**What this task involves**
Send back all the data below, exactly as given.

-------- Data records

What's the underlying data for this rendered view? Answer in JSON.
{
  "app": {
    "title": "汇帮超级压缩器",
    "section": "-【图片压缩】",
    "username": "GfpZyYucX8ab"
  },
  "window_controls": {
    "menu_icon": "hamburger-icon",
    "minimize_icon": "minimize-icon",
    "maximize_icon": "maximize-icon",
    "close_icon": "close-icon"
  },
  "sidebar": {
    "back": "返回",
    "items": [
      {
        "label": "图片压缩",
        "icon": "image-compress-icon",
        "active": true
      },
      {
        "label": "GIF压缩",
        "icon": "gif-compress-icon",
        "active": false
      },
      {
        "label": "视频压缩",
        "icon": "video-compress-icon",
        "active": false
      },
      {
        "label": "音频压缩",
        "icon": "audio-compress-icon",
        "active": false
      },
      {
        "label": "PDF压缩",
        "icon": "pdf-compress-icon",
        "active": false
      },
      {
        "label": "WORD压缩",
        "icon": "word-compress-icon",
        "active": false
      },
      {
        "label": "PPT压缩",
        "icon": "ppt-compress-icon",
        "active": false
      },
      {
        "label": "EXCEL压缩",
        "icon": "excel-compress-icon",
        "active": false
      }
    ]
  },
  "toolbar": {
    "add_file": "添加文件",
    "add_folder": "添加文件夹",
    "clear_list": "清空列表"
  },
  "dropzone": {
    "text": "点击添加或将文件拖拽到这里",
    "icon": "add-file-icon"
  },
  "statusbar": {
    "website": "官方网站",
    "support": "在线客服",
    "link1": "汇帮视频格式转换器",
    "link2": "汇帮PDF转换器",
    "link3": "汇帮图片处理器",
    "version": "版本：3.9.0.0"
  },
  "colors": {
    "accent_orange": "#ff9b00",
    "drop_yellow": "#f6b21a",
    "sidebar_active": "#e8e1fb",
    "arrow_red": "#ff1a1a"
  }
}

----------------

**Full output**
What's the underlying data for this rendered view? Answer in JSON.
{
  "app": {
    "title": "汇帮超级压缩器",
    "section": "-【图片压缩】",
    "username": "GfpZyYucX8ab"
  },
  "window_controls": {
    "menu_icon": "hamburger-icon",
    "minimize_icon": "minimize-icon",
    "maximize_icon": "maximize-icon",
    "close_icon": "close-icon"
  },
  "sidebar": {
    "back": "返回",
    "items": [
      {
        "label": "图片压缩",
        "icon": "image-compress-icon",
        "active": true
      },
      {
        "label": "GIF压缩",
        "icon": "gif-compress-icon",
        "active": false
      },
      {
        "label": "视频压缩",
        "icon": "video-compress-icon",
        "active": false
      },
      {
        "label": "音频压缩",
        "icon": "audio-compress-icon",
        "active": false
      },
      {
        "label": "PDF压缩",
        "icon": "pdf-compress-icon",
        "active": false
      },
      {
        "label": "WORD压缩",
        "icon": "word-compress-icon",
        "active": false
      },
      {
        "label": "PPT压缩",
        "icon": "ppt-compress-icon",
        "active": false
      },
      {
        "label": "EXCEL压缩",
        "icon": "excel-compress-icon",
        "active": false
      }
    ]
  },
  "toolbar": {
    "add_file": "添加文件",
    "add_folder": "添加文件夹",
    "clear_list": "清空列表"
  },
  "dropzone": {
    "text": "点击添加或将文件拖拽到这里",
    "icon": "add-file-icon"
  },
  "statusbar": {
    "website": "官方网站",
    "support": "在线客服",
    "link1": "汇帮视频格式转换器",
    "link2": "汇帮PDF转换器",
    "link3": "汇帮图片处理器",
    "version": "版本：3.9.0.0"
  },
  "colors": {
    "accent_orange": "#ff9b00",
    "drop_yellow": "#f6b21a",
    "sidebar_active": "#e8e1fb",
    "arrow_red": "#ff1a1a"
  }
}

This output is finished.